* [Task goal]
Take the material below and retype it in full; pictures are left out.

• • • • •

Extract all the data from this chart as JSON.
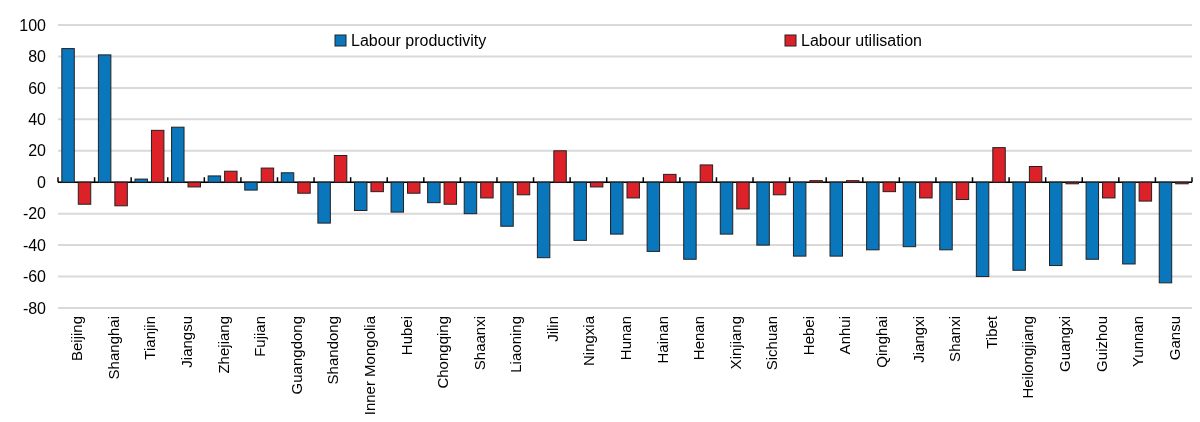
{
  "chart_data": {
    "type": "bar",
    "categories": [
      "Beijing",
      "Shanghai",
      "Tianjin",
      "Jiangsu",
      "Zhejiang",
      "Fujian",
      "Guangdong",
      "Shandong",
      "Inner Mongolia",
      "Hubei",
      "Chongqing",
      "Shaanxi",
      "Liaoning",
      "Jilin",
      "Ningxia",
      "Hunan",
      "Hainan",
      "Henan",
      "Xinjiang",
      "Sichuan",
      "Hebei",
      "Anhui",
      "Qinghai",
      "Jiangxi",
      "Shanxi",
      "Tibet",
      "Heilongjiang",
      "Guangxi",
      "Guizhou",
      "Yunnan",
      "Gansu"
    ],
    "series": [
      {
        "name": "Labour productivity",
        "color": "#0a77bd",
        "values": [
          85,
          81,
          2,
          35,
          4,
          -5,
          6,
          -26,
          -18,
          -19,
          -13,
          -20,
          -28,
          -48,
          -37,
          -33,
          -44,
          -49,
          -33,
          -40,
          -47,
          -47,
          -43,
          -41,
          -43,
          -60,
          -56,
          -53,
          -49,
          -52,
          -64
        ]
      },
      {
        "name": "Labour utilisation",
        "color": "#dc2128",
        "values": [
          -14,
          -15,
          33,
          -3,
          7,
          9,
          -7,
          17,
          -6,
          -7,
          -14,
          -10,
          -8,
          20,
          -3,
          -10,
          5,
          11,
          -17,
          -8,
          1,
          1,
          -6,
          -10,
          -11,
          22,
          10,
          -1,
          -10,
          -12,
          -1
        ]
      }
    ],
    "ylim": [
      -80,
      100
    ],
    "yticks": [
      -80,
      -60,
      -40,
      -20,
      0,
      20,
      40,
      60,
      80,
      100
    ],
    "grid": "y",
    "legend": "top"
  }
}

• • • • •

* [Solution for this task]
Extract all the data from this chart as JSON.
{
  "chart_data": {
    "type": "bar",
    "categories": [
      "Beijing",
      "Shanghai",
      "Tianjin",
      "Jiangsu",
      "Zhejiang",
      "Fujian",
      "Guangdong",
      "Shandong",
      "Inner Mongolia",
      "Hubei",
      "Chongqing",
      "Shaanxi",
      "Liaoning",
      "Jilin",
      "Ningxia",
      "Hunan",
      "Hainan",
      "Henan",
      "Xinjiang",
      "Sichuan",
      "Hebei",
      "Anhui",
      "Qinghai",
      "Jiangxi",
      "Shanxi",
      "Tibet",
      "Heilongjiang",
      "Guangxi",
      "Guizhou",
      "Yunnan",
      "Gansu"
    ],
    "series": [
      {
        "name": "Labour productivity",
        "color": "#0a77bd",
        "values": [
          85,
          81,
          2,
          35,
          4,
          -5,
          6,
          -26,
          -18,
          -19,
          -13,
          -20,
          -28,
          -48,
          -37,
          -33,
          -44,
          -49,
          -33,
          -40,
          -47,
          -47,
          -43,
          -41,
          -43,
          -60,
          -56,
          -53,
          -49,
          -52,
          -64
        ]
      },
      {
        "name": "Labour utilisation",
        "color": "#dc2128",
        "values": [
          -14,
          -15,
          33,
          -3,
          7,
          9,
          -7,
          17,
          -6,
          -7,
          -14,
          -10,
          -8,
          20,
          -3,
          -10,
          5,
          11,
          -17,
          -8,
          1,
          1,
          -6,
          -10,
          -11,
          22,
          10,
          -1,
          -10,
          -12,
          -1
        ]
      }
    ],
    "ylim": [
      -80,
      100
    ],
    "yticks": [
      -80,
      -60,
      -40,
      -20,
      0,
      20,
      40,
      60,
      80,
      100
    ],
    "grid": "y",
    "legend": "top"
  }
}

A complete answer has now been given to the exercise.